Each line that holds the word "this" counts once. Give the total number of such lines and nothing else.
— START OF INPUT —
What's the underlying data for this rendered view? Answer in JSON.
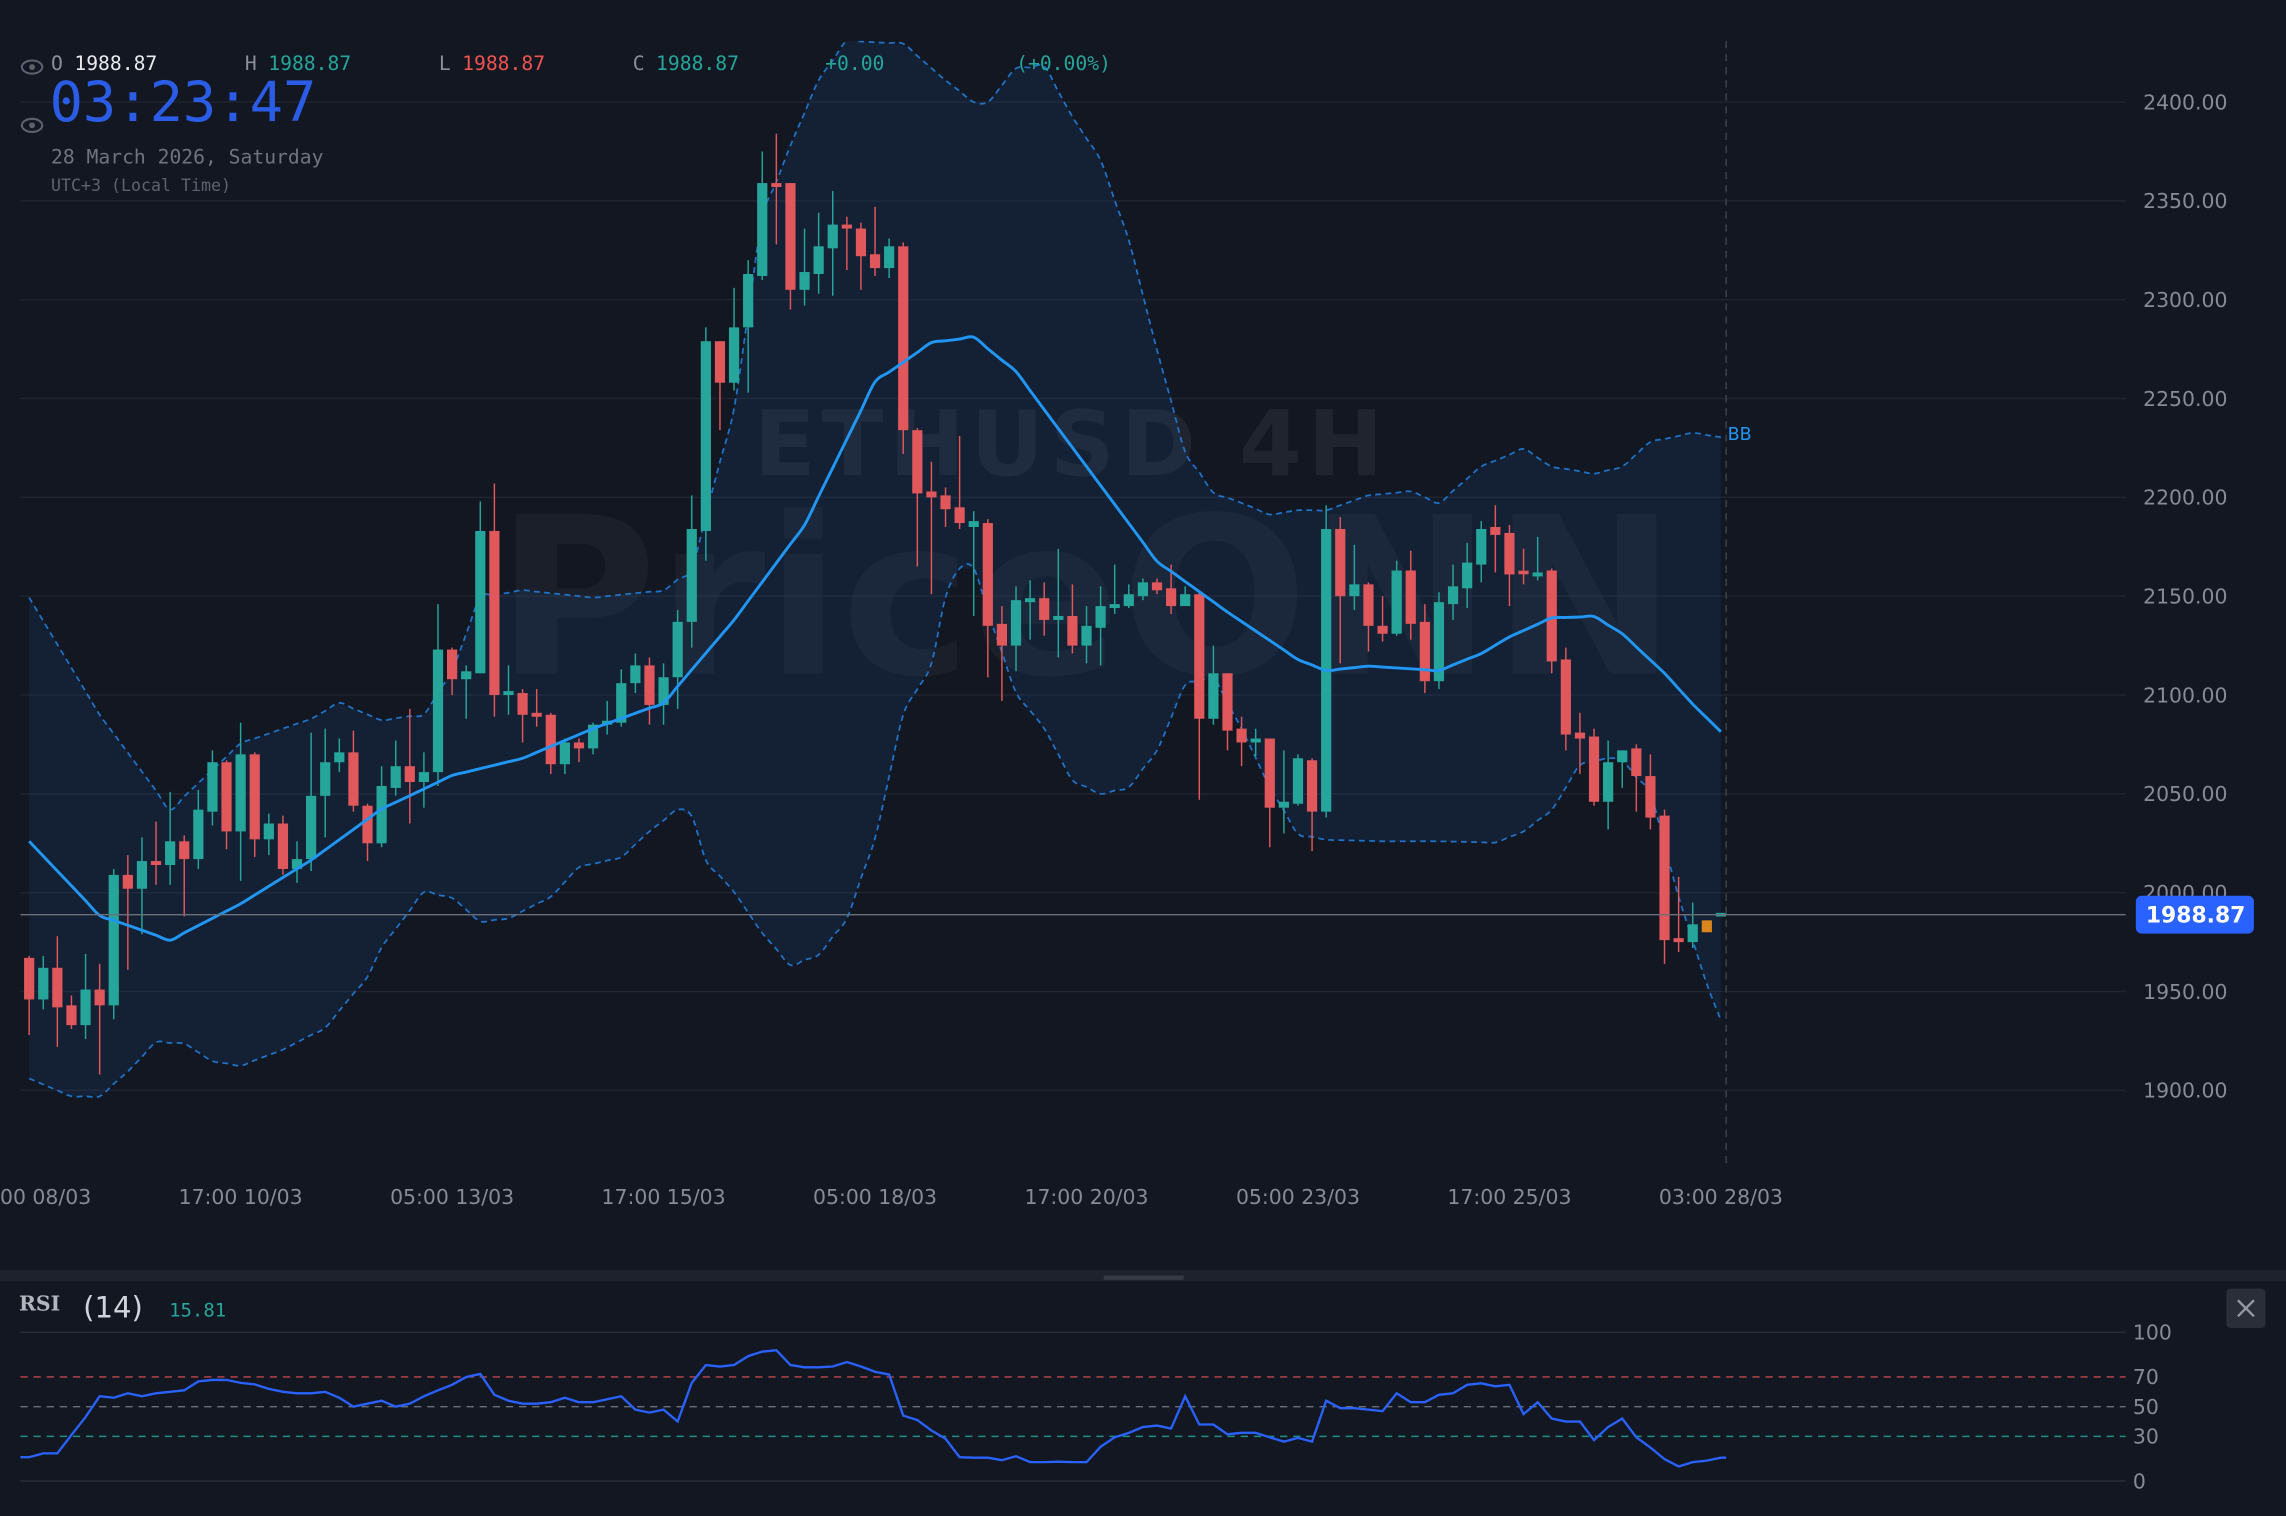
{
  "header": {
    "ohlc": {
      "o_label": "O",
      "o": "1988.87",
      "h_label": "H",
      "h": "1988.87",
      "l_label": "L",
      "l": "1988.87",
      "c_label": "C",
      "c": "1988.87",
      "change": "+0.00",
      "change_pct": "(+0.00%)"
    },
    "clock": "03:23:47",
    "date": "28 March 2026, Saturday",
    "timezone": "UTC+3 (Local Time)",
    "icons": [
      "eye-icon",
      "eye-icon"
    ]
  },
  "watermark": {
    "symbol": "ETHUSD 4H",
    "brand": "PriceONN"
  },
  "indicator_label": "BB",
  "colors": {
    "background": "#131722",
    "up": "#26a69a",
    "down": "#e0575c",
    "highlight_candle": "#d9861c",
    "bb_middle": "#2196f3",
    "bb_band": "#1f73c8",
    "current_price_badge": "#2962ff",
    "clock": "#2b5ce6",
    "rsi_line": "#2962ff",
    "rsi_overbought": "#c0474c",
    "rsi_mid": "#6b6f7a",
    "rsi_oversold": "#1f8f86"
  },
  "price_axis": {
    "ticks": [
      "2400.00",
      "2350.00",
      "2300.00",
      "2250.00",
      "2200.00",
      "2150.00",
      "2100.00",
      "2050.00",
      "2000.00",
      "1950.00",
      "1900.00"
    ],
    "current_price": "1988.87"
  },
  "time_axis": {
    "labels": [
      "00 08/03",
      "17:00 10/03",
      "05:00 13/03",
      "17:00 15/03",
      "05:00 18/03",
      "17:00 20/03",
      "05:00 23/03",
      "17:00 25/03",
      "03:00 28/03"
    ]
  },
  "rsi": {
    "name": "RSI",
    "period": "(14)",
    "value": "15.81",
    "ticks": [
      "100",
      "70",
      "50",
      "30",
      "0"
    ],
    "levels": [
      70,
      50,
      30
    ],
    "ylim": [
      0,
      100
    ],
    "close_icon": "close-icon",
    "values": [
      16,
      18.6,
      18.6,
      31,
      43,
      57,
      56,
      59,
      57,
      59,
      60,
      61,
      67,
      68,
      68,
      66,
      65,
      62,
      60,
      59,
      59,
      60,
      56,
      50,
      52,
      54,
      50,
      52,
      57,
      61,
      64.7,
      70,
      72,
      58,
      54,
      52,
      52,
      53,
      56,
      53,
      53,
      55,
      57,
      48,
      46,
      48,
      40,
      66,
      78,
      77,
      78,
      84,
      87,
      88,
      78,
      76.5,
      76.5,
      77,
      80,
      77,
      73.5,
      71.6,
      44,
      41,
      34,
      28.4,
      16,
      15.7,
      15.7,
      14,
      16.7,
      12.7,
      12.7,
      13,
      12.7,
      12.7,
      23,
      29.4,
      32.4,
      36.3,
      37.3,
      35.3,
      57,
      38,
      38,
      31.4,
      32.4,
      32.4,
      29.4,
      26.5,
      29,
      26.5,
      54,
      49,
      49,
      48,
      47,
      59,
      53,
      53,
      58,
      59,
      64.7,
      65.7,
      63.7,
      64.7,
      45,
      53,
      42,
      40,
      40,
      27.5,
      36.3,
      42,
      29.4,
      22.5,
      14.7,
      9.8,
      12.7,
      13.7,
      15.7
    ]
  },
  "chart_data": {
    "type": "candlestick",
    "title": "",
    "ylim": [
      1900,
      2400
    ],
    "grid": true,
    "highlight_index": 119,
    "candles_ohlc": [
      [
        1967,
        1968,
        1928,
        1946
      ],
      [
        1946,
        1968,
        1941,
        1962
      ],
      [
        1962,
        1978,
        1922,
        1942
      ],
      [
        1943,
        1948,
        1931,
        1933
      ],
      [
        1933,
        1969,
        1926,
        1951
      ],
      [
        1951,
        1964,
        1908,
        1943
      ],
      [
        1943,
        2012,
        1936,
        2009
      ],
      [
        2009,
        2019,
        1961,
        2002
      ],
      [
        2002,
        2028,
        1979,
        2016
      ],
      [
        2016,
        2036,
        2004,
        2014
      ],
      [
        2014,
        2051,
        2004,
        2026
      ],
      [
        2026,
        2029,
        1988,
        2017
      ],
      [
        2017,
        2052,
        2012,
        2042
      ],
      [
        2041,
        2072,
        2034,
        2066
      ],
      [
        2066,
        2067,
        2022,
        2031
      ],
      [
        2031,
        2086,
        2006,
        2070
      ],
      [
        2070,
        2071,
        2018,
        2027
      ],
      [
        2027,
        2040,
        2019,
        2035
      ],
      [
        2035,
        2039,
        2009,
        2012
      ],
      [
        2012,
        2026,
        2005,
        2017
      ],
      [
        2017,
        2081,
        2011,
        2049
      ],
      [
        2049,
        2083,
        2028,
        2066
      ],
      [
        2066,
        2078,
        2061,
        2071
      ],
      [
        2071,
        2082,
        2041,
        2044
      ],
      [
        2044,
        2045,
        2016,
        2025
      ],
      [
        2025,
        2064,
        2023,
        2054
      ],
      [
        2053,
        2077,
        2049,
        2064
      ],
      [
        2064,
        2093,
        2035,
        2056
      ],
      [
        2056,
        2071,
        2043,
        2061
      ],
      [
        2061,
        2146,
        2054,
        2123
      ],
      [
        2123,
        2124,
        2100,
        2108
      ],
      [
        2108,
        2115,
        2088,
        2112
      ],
      [
        2111,
        2198,
        2111,
        2183
      ],
      [
        2183,
        2207,
        2089,
        2100
      ],
      [
        2100,
        2115,
        2090,
        2102
      ],
      [
        2101,
        2103,
        2076,
        2090
      ],
      [
        2091,
        2103,
        2084,
        2089
      ],
      [
        2090,
        2091,
        2060,
        2065
      ],
      [
        2065,
        2078,
        2060,
        2076
      ],
      [
        2076,
        2078,
        2066,
        2073
      ],
      [
        2073,
        2086,
        2070,
        2085
      ],
      [
        2085,
        2097,
        2080,
        2087
      ],
      [
        2086,
        2113,
        2084,
        2106
      ],
      [
        2106,
        2121,
        2101,
        2115
      ],
      [
        2115,
        2119,
        2085,
        2095
      ],
      [
        2095,
        2116,
        2085,
        2109
      ],
      [
        2109,
        2143,
        2093,
        2137
      ],
      [
        2137,
        2201,
        2124,
        2184
      ],
      [
        2183,
        2286,
        2168,
        2279
      ],
      [
        2279,
        2279,
        2234,
        2258
      ],
      [
        2258,
        2306,
        2254,
        2286
      ],
      [
        2286,
        2320,
        2253,
        2313
      ],
      [
        2312,
        2375,
        2310,
        2359
      ],
      [
        2359,
        2384,
        2328,
        2357
      ],
      [
        2359,
        2359,
        2295,
        2305
      ],
      [
        2305,
        2336,
        2297,
        2314
      ],
      [
        2313,
        2344,
        2303,
        2327
      ],
      [
        2326,
        2355,
        2302,
        2338
      ],
      [
        2338,
        2342,
        2315,
        2336
      ],
      [
        2336,
        2339,
        2305,
        2322
      ],
      [
        2323,
        2347,
        2312,
        2316
      ],
      [
        2316,
        2331,
        2311,
        2327
      ],
      [
        2327,
        2329,
        2222,
        2234
      ],
      [
        2234,
        2235,
        2165,
        2202
      ],
      [
        2203,
        2218,
        2151,
        2200
      ],
      [
        2201,
        2205,
        2185,
        2194
      ],
      [
        2195,
        2231,
        2184,
        2187
      ],
      [
        2185,
        2193,
        2140,
        2188
      ],
      [
        2187,
        2189,
        2109,
        2135
      ],
      [
        2136,
        2145,
        2097,
        2125
      ],
      [
        2125,
        2155,
        2112,
        2148
      ],
      [
        2147,
        2158,
        2128,
        2149
      ],
      [
        2149,
        2157,
        2130,
        2138
      ],
      [
        2138,
        2174,
        2119,
        2140
      ],
      [
        2140,
        2156,
        2121,
        2125
      ],
      [
        2125,
        2145,
        2116,
        2135
      ],
      [
        2134,
        2155,
        2115,
        2145
      ],
      [
        2144,
        2166,
        2141,
        2146
      ],
      [
        2145,
        2156,
        2144,
        2151
      ],
      [
        2150,
        2159,
        2148,
        2157
      ],
      [
        2157,
        2159,
        2151,
        2153
      ],
      [
        2154,
        2166,
        2141,
        2145
      ],
      [
        2145,
        2155,
        2145,
        2151
      ],
      [
        2151,
        2152,
        2047,
        2088
      ],
      [
        2088,
        2125,
        2085,
        2111
      ],
      [
        2111,
        2111,
        2072,
        2082
      ],
      [
        2083,
        2089,
        2064,
        2076
      ],
      [
        2076,
        2083,
        2069,
        2078
      ],
      [
        2078,
        2078,
        2023,
        2043
      ],
      [
        2043,
        2072,
        2030,
        2046
      ],
      [
        2045,
        2070,
        2044,
        2068
      ],
      [
        2067,
        2068,
        2021,
        2041
      ],
      [
        2041,
        2196,
        2038,
        2184
      ],
      [
        2184,
        2190,
        2116,
        2150
      ],
      [
        2150,
        2176,
        2143,
        2156
      ],
      [
        2156,
        2157,
        2122,
        2135
      ],
      [
        2135,
        2150,
        2127,
        2131
      ],
      [
        2131,
        2168,
        2130,
        2163
      ],
      [
        2163,
        2173,
        2128,
        2136
      ],
      [
        2137,
        2146,
        2101,
        2107
      ],
      [
        2107,
        2152,
        2103,
        2147
      ],
      [
        2146,
        2166,
        2138,
        2155
      ],
      [
        2154,
        2177,
        2144,
        2167
      ],
      [
        2166,
        2188,
        2157,
        2184
      ],
      [
        2185,
        2196,
        2162,
        2181
      ],
      [
        2182,
        2186,
        2145,
        2161
      ],
      [
        2162,
        2174,
        2156,
        2161
      ],
      [
        2160,
        2180,
        2158,
        2162
      ],
      [
        2163,
        2164,
        2111,
        2117
      ],
      [
        2118,
        2124,
        2072,
        2080
      ],
      [
        2081,
        2091,
        2060,
        2078
      ],
      [
        2079,
        2083,
        2044,
        2046
      ],
      [
        2046,
        2077,
        2032,
        2066
      ],
      [
        2066,
        2072,
        2053,
        2072
      ],
      [
        2073,
        2075,
        2041,
        2059
      ],
      [
        2059,
        2070,
        2032,
        2038
      ],
      [
        2039,
        2042,
        1964,
        1976
      ],
      [
        1977,
        2008,
        1970,
        1975
      ],
      [
        1975,
        1995,
        1972,
        1984
      ],
      [
        1986,
        1986,
        1980,
        1980
      ],
      [
        1988.87,
        1988.87,
        1988.87,
        1988.87
      ]
    ],
    "bollinger": {
      "middle": [
        [
          0,
          2026
        ],
        [
          5,
          1988.5
        ],
        [
          10,
          1976
        ],
        [
          15,
          1994.4
        ],
        [
          20,
          2016.5
        ],
        [
          25,
          2042.3
        ],
        [
          30,
          2059.3
        ],
        [
          35,
          2068
        ],
        [
          40,
          2083
        ],
        [
          45,
          2096
        ],
        [
          50,
          2138
        ],
        [
          55,
          2186
        ],
        [
          60,
          2258.4
        ],
        [
          64,
          2278.3
        ],
        [
          67,
          2281
        ],
        [
          70,
          2263.6
        ],
        [
          75,
          2215.6
        ],
        [
          80,
          2167.7
        ],
        [
          85,
          2142
        ],
        [
          90,
          2118
        ],
        [
          92,
          2112.4
        ],
        [
          95,
          2114.6
        ],
        [
          100,
          2112.4
        ],
        [
          103,
          2121
        ],
        [
          105,
          2129.4
        ],
        [
          108,
          2139
        ],
        [
          111,
          2139.7
        ],
        [
          113,
          2131
        ],
        [
          116,
          2111
        ],
        [
          118,
          2095.4
        ],
        [
          120,
          2081.4
        ]
      ],
      "upper": [
        [
          0,
          2149.3
        ],
        [
          5,
          2090
        ],
        [
          10,
          2042
        ],
        [
          15,
          2075.5
        ],
        [
          20,
          2088
        ],
        [
          22,
          2096
        ],
        [
          25,
          2087.3
        ],
        [
          28,
          2090.3
        ],
        [
          30,
          2112.4
        ],
        [
          32,
          2149.3
        ],
        [
          35,
          2153
        ],
        [
          40,
          2149.3
        ],
        [
          45,
          2153
        ],
        [
          47,
          2164
        ],
        [
          50,
          2245
        ],
        [
          52,
          2341
        ],
        [
          54,
          2378
        ],
        [
          56,
          2411
        ],
        [
          58,
          2431
        ],
        [
          62,
          2429.5
        ],
        [
          65,
          2411
        ],
        [
          67,
          2400
        ],
        [
          68,
          2400
        ],
        [
          70,
          2417
        ],
        [
          72,
          2418
        ],
        [
          74,
          2392.6
        ],
        [
          76,
          2370.5
        ],
        [
          78,
          2330
        ],
        [
          80,
          2274.6
        ],
        [
          82,
          2223
        ],
        [
          84,
          2202.4
        ],
        [
          86,
          2197.2
        ],
        [
          88,
          2191.3
        ],
        [
          90,
          2193.5
        ],
        [
          92,
          2193.5
        ],
        [
          95,
          2201
        ],
        [
          98,
          2203
        ],
        [
          100,
          2197.2
        ],
        [
          103,
          2215.6
        ],
        [
          106,
          2224.5
        ],
        [
          108,
          2215.6
        ],
        [
          111,
          2212
        ],
        [
          113,
          2215.6
        ],
        [
          115,
          2228
        ],
        [
          118,
          2232.6
        ],
        [
          120,
          2230.4
        ]
      ],
      "lower": [
        [
          0,
          1906
        ],
        [
          3,
          1897
        ],
        [
          5,
          1897
        ],
        [
          7,
          1909.6
        ],
        [
          9,
          1924.3
        ],
        [
          11,
          1923.6
        ],
        [
          13,
          1914.8
        ],
        [
          15,
          1912.5
        ],
        [
          18,
          1920.6
        ],
        [
          21,
          1931.7
        ],
        [
          24,
          1957.5
        ],
        [
          25,
          1972.3
        ],
        [
          28,
          2000.3
        ],
        [
          30,
          1997.3
        ],
        [
          32,
          1985.5
        ],
        [
          34,
          1987
        ],
        [
          37,
          1998
        ],
        [
          39,
          2012.8
        ],
        [
          42,
          2018
        ],
        [
          44,
          2031
        ],
        [
          46,
          2042
        ],
        [
          47,
          2038.6
        ],
        [
          48,
          2016.5
        ],
        [
          50,
          2000.3
        ],
        [
          52,
          1979.6
        ],
        [
          54,
          1963.4
        ],
        [
          56,
          1968.6
        ],
        [
          58,
          1987
        ],
        [
          60,
          2027.6
        ],
        [
          62,
          2090
        ],
        [
          64,
          2116
        ],
        [
          65,
          2149.3
        ],
        [
          66,
          2164
        ],
        [
          67,
          2164
        ],
        [
          68,
          2142
        ],
        [
          70,
          2101.3
        ],
        [
          72,
          2083
        ],
        [
          74,
          2057
        ],
        [
          76,
          2050
        ],
        [
          78,
          2053.4
        ],
        [
          80,
          2072
        ],
        [
          82,
          2105
        ],
        [
          84,
          2108.7
        ],
        [
          86,
          2083
        ],
        [
          88,
          2053.4
        ],
        [
          90,
          2029.8
        ],
        [
          92,
          2026.8
        ],
        [
          96,
          2026
        ],
        [
          100,
          2026
        ],
        [
          104,
          2025.4
        ],
        [
          106,
          2031
        ],
        [
          108,
          2042
        ],
        [
          110,
          2064.5
        ],
        [
          112,
          2068
        ],
        [
          113,
          2066.7
        ],
        [
          115,
          2050
        ],
        [
          117,
          1998
        ],
        [
          119,
          1953.8
        ],
        [
          120,
          1935.4
        ]
      ]
    }
  }
}
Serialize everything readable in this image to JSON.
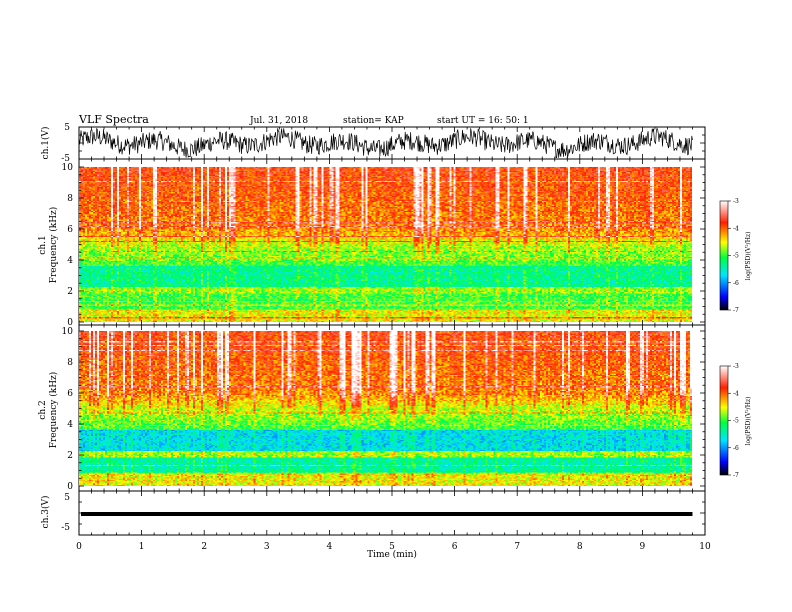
— END OF INPUT —
▸ FINAL ANSWER
2